PROVIDED RECORDS:
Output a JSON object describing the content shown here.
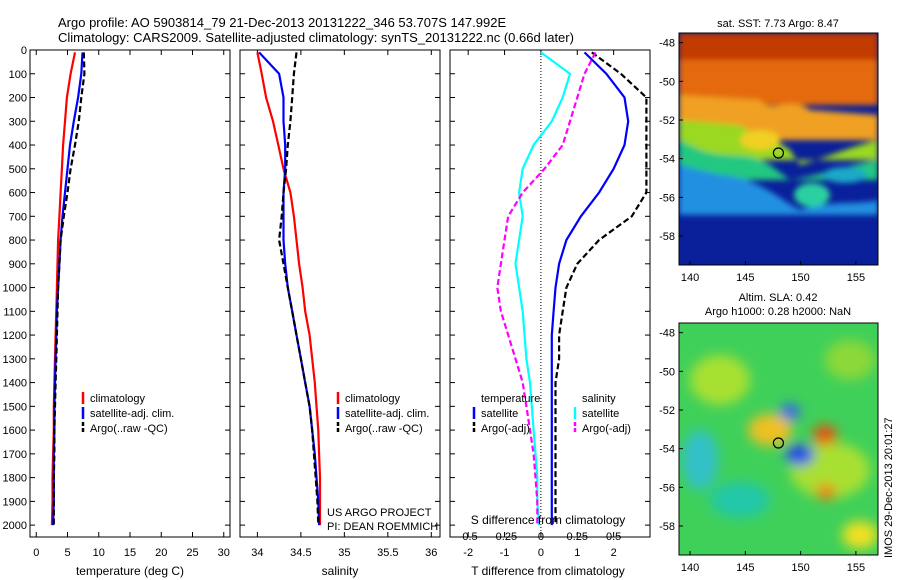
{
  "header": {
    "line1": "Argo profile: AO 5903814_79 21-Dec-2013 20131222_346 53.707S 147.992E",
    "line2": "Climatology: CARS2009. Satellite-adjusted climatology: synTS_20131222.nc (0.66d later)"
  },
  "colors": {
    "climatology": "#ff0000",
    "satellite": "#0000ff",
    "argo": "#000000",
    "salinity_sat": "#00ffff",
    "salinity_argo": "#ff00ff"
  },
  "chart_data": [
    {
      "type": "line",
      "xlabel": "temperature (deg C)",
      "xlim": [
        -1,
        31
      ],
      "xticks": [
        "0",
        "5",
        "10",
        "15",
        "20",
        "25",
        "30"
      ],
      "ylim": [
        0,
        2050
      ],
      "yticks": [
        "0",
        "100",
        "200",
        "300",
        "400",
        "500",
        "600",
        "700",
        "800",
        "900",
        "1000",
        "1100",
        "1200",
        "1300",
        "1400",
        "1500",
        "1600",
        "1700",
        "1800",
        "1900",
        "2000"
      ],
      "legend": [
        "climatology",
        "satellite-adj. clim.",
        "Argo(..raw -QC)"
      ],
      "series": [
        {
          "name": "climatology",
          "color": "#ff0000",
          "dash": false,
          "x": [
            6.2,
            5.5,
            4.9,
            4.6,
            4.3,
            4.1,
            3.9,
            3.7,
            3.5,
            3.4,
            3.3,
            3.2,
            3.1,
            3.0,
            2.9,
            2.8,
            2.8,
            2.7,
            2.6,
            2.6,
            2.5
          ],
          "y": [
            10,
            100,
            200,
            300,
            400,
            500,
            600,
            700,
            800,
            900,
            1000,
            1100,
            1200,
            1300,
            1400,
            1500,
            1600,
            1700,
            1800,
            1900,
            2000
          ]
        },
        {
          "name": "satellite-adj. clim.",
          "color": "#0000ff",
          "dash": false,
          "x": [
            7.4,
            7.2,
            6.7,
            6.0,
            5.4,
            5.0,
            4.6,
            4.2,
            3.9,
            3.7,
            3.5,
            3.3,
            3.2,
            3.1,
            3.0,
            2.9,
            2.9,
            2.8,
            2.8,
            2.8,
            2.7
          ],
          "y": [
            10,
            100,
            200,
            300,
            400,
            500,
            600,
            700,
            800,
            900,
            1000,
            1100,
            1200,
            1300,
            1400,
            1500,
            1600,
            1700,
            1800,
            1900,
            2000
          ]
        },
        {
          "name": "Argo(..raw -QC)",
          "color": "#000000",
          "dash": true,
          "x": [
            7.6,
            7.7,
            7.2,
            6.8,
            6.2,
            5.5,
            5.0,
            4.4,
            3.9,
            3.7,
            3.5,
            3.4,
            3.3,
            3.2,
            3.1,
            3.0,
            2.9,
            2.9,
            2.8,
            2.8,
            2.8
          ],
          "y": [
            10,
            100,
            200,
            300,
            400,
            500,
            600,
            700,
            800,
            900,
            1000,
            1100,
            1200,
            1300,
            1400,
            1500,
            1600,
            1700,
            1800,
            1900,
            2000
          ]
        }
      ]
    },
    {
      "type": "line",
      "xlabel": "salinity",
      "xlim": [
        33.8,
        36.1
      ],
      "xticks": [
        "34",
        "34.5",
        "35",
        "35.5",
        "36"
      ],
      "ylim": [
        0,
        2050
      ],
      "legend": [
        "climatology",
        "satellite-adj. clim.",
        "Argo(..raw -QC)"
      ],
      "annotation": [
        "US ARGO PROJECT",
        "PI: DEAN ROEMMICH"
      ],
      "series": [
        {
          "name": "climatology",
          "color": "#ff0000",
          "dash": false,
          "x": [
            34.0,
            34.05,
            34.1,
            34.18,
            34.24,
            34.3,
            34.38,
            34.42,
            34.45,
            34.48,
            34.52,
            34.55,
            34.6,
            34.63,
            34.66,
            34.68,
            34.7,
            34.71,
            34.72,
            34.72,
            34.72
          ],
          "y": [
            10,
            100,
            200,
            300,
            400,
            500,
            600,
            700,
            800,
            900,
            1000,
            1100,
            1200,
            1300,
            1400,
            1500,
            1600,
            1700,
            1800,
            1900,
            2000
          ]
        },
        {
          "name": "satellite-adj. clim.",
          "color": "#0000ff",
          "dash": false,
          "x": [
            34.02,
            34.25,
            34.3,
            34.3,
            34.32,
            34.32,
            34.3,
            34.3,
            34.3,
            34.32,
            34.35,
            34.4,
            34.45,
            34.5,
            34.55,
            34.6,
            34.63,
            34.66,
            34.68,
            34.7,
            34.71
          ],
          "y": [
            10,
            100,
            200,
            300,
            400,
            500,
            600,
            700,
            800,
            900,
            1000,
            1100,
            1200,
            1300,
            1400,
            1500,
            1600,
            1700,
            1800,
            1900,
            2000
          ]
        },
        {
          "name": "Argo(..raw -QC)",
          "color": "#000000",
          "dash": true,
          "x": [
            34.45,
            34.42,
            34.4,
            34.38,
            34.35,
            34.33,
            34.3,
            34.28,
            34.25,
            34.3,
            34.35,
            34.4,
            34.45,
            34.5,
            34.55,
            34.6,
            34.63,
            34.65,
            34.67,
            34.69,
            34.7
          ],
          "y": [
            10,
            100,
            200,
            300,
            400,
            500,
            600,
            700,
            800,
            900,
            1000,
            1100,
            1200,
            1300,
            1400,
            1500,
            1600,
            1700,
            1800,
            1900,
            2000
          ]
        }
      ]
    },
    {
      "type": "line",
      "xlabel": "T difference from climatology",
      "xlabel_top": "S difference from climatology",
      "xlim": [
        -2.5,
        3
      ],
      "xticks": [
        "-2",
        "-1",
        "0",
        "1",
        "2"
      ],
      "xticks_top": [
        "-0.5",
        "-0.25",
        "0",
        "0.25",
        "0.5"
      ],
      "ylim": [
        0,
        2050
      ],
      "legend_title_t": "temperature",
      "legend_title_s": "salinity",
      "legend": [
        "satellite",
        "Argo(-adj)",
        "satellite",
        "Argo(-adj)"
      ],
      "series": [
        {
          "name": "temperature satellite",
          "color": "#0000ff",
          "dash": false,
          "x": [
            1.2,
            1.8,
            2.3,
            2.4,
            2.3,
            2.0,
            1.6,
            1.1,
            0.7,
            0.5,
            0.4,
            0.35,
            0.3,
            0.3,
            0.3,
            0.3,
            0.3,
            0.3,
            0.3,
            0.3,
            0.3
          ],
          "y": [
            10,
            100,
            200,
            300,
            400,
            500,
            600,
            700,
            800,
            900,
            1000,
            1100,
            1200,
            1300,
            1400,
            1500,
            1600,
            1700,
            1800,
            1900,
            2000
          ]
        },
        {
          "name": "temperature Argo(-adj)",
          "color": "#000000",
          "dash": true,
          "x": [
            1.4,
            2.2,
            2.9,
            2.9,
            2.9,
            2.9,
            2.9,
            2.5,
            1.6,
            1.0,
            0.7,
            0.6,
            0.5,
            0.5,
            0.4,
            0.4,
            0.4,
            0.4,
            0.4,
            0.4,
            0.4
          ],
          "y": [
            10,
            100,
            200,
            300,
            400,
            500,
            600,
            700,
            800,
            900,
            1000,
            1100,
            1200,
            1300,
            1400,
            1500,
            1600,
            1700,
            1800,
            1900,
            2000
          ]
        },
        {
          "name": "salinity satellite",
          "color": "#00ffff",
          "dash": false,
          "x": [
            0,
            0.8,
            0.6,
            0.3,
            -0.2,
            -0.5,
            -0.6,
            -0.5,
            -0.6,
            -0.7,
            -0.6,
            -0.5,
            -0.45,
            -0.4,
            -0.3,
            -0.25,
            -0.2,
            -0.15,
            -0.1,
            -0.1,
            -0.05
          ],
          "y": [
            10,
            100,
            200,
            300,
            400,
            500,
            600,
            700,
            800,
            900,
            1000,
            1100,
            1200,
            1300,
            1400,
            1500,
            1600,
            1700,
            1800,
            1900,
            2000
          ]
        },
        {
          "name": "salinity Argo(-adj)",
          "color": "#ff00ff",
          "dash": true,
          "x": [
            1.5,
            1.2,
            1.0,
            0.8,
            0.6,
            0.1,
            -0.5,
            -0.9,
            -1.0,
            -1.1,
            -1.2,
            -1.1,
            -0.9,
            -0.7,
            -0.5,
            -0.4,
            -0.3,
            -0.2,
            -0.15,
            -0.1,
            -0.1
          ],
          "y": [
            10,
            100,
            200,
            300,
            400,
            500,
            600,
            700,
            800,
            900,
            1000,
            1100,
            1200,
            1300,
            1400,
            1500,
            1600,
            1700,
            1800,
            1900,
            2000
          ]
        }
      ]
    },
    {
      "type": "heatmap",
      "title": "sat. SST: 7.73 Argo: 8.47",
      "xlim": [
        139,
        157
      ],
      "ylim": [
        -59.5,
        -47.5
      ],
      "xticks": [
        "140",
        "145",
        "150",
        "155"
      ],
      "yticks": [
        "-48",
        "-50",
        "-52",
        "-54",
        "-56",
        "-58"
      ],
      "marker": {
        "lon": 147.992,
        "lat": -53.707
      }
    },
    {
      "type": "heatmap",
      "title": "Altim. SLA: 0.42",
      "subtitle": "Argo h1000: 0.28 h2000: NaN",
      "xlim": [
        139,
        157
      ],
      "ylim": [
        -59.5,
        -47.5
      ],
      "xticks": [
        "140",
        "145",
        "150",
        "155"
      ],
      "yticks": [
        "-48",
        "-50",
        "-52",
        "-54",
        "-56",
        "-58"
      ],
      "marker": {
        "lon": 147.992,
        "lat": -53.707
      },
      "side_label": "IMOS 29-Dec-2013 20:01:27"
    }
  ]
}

---

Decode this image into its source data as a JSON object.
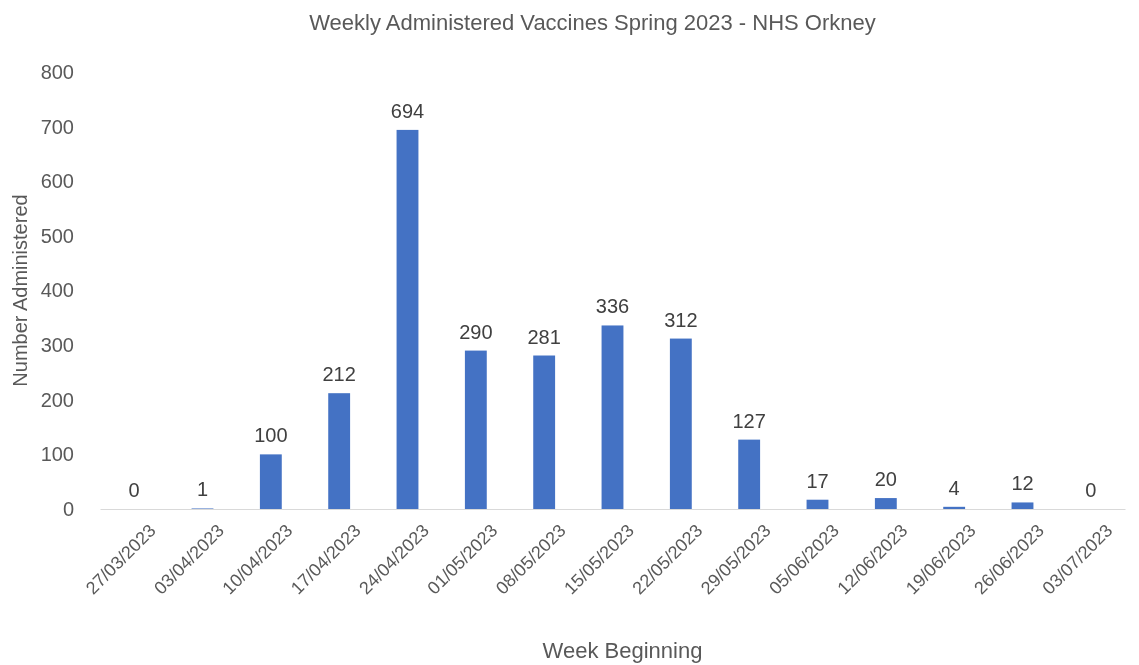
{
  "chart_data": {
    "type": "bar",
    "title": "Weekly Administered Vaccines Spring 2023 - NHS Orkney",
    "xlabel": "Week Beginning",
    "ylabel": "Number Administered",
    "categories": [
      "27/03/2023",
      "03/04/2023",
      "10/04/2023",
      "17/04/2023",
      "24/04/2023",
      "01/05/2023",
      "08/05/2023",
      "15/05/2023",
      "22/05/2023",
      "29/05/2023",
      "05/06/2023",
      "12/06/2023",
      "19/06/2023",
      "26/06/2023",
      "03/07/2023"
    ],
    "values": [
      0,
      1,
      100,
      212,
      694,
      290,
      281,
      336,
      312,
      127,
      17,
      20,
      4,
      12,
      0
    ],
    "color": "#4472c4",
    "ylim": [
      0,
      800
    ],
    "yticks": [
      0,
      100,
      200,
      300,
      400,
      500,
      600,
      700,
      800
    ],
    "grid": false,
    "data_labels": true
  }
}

STATED PROBLEM:
Filter the listing above for the string "difference" and copy every matching line.

RESPONSE TO THIS TASK:
      "xlabel": "T difference from climatology",
      "xlabel_top": "S difference from climatology",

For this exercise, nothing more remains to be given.